**Set exercise:** Restate the full set of records exactly, without adding or dropping a word.

**Records for the exercise:**
+---+

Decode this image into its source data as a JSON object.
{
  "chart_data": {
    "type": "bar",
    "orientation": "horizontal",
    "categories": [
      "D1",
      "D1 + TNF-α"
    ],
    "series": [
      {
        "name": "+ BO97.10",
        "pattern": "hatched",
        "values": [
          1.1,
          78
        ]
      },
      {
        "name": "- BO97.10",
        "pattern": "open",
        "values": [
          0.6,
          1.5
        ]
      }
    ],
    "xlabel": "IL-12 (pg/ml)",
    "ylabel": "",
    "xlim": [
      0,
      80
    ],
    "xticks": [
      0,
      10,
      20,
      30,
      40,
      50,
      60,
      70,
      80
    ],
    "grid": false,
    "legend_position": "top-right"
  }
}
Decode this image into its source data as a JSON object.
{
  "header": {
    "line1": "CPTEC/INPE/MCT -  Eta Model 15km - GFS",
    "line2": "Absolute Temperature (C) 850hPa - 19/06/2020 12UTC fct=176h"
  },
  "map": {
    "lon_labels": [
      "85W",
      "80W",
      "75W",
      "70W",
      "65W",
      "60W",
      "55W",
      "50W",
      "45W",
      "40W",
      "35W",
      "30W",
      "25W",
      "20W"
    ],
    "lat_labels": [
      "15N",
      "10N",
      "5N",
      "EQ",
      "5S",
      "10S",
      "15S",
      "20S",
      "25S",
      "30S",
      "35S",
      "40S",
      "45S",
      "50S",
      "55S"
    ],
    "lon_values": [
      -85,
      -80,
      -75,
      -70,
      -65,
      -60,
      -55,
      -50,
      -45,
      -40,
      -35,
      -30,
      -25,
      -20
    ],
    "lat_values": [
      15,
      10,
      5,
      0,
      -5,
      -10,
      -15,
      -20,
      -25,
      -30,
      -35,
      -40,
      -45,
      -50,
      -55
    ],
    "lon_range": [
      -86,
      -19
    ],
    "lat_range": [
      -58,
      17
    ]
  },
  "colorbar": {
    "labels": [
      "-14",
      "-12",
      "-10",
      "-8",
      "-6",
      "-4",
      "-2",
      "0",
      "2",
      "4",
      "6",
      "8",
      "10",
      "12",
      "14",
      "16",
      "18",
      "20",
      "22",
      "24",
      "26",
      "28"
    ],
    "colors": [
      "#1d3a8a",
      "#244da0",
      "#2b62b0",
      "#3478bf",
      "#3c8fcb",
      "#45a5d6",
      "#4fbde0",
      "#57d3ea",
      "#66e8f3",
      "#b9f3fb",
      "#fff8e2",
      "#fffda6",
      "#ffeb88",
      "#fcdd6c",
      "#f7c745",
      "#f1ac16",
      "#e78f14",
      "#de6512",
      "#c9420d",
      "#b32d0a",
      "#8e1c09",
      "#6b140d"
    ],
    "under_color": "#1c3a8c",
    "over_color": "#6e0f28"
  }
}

+---+

**The response:**
Decode this image into its source data as a JSON object.
{
  "chart_data": {
    "type": "bar",
    "orientation": "horizontal",
    "categories": [
      "D1",
      "D1 + TNF-α"
    ],
    "series": [
      {
        "name": "+ BO97.10",
        "pattern": "hatched",
        "values": [
          1.1,
          78
        ]
      },
      {
        "name": "- BO97.10",
        "pattern": "open",
        "values": [
          0.6,
          1.5
        ]
      }
    ],
    "xlabel": "IL-12 (pg/ml)",
    "ylabel": "",
    "xlim": [
      0,
      80
    ],
    "xticks": [
      0,
      10,
      20,
      30,
      40,
      50,
      60,
      70,
      80
    ],
    "grid": false,
    "legend_position": "top-right"
  }
}
Decode this image into its source data as a JSON object.
{
  "header": {
    "line1": "CPTEC/INPE/MCT -  Eta Model 15km - GFS",
    "line2": "Absolute Temperature (C) 850hPa - 19/06/2020 12UTC fct=176h"
  },
  "map": {
    "lon_labels": [
      "85W",
      "80W",
      "75W",
      "70W",
      "65W",
      "60W",
      "55W",
      "50W",
      "45W",
      "40W",
      "35W",
      "30W",
      "25W",
      "20W"
    ],
    "lat_labels": [
      "15N",
      "10N",
      "5N",
      "EQ",
      "5S",
      "10S",
      "15S",
      "20S",
      "25S",
      "30S",
      "35S",
      "40S",
      "45S",
      "50S",
      "55S"
    ],
    "lon_values": [
      -85,
      -80,
      -75,
      -70,
      -65,
      -60,
      -55,
      -50,
      -45,
      -40,
      -35,
      -30,
      -25,
      -20
    ],
    "lat_values": [
      15,
      10,
      5,
      0,
      -5,
      -10,
      -15,
      -20,
      -25,
      -30,
      -35,
      -40,
      -45,
      -50,
      -55
    ],
    "lon_range": [
      -86,
      -19
    ],
    "lat_range": [
      -58,
      17
    ]
  },
  "colorbar": {
    "labels": [
      "-14",
      "-12",
      "-10",
      "-8",
      "-6",
      "-4",
      "-2",
      "0",
      "2",
      "4",
      "6",
      "8",
      "10",
      "12",
      "14",
      "16",
      "18",
      "20",
      "22",
      "24",
      "26",
      "28"
    ],
    "colors": [
      "#1d3a8a",
      "#244da0",
      "#2b62b0",
      "#3478bf",
      "#3c8fcb",
      "#45a5d6",
      "#4fbde0",
      "#57d3ea",
      "#66e8f3",
      "#b9f3fb",
      "#fff8e2",
      "#fffda6",
      "#ffeb88",
      "#fcdd6c",
      "#f7c745",
      "#f1ac16",
      "#e78f14",
      "#de6512",
      "#c9420d",
      "#b32d0a",
      "#8e1c09",
      "#6b140d"
    ],
    "under_color": "#1c3a8c",
    "over_color": "#6e0f28"
  }
}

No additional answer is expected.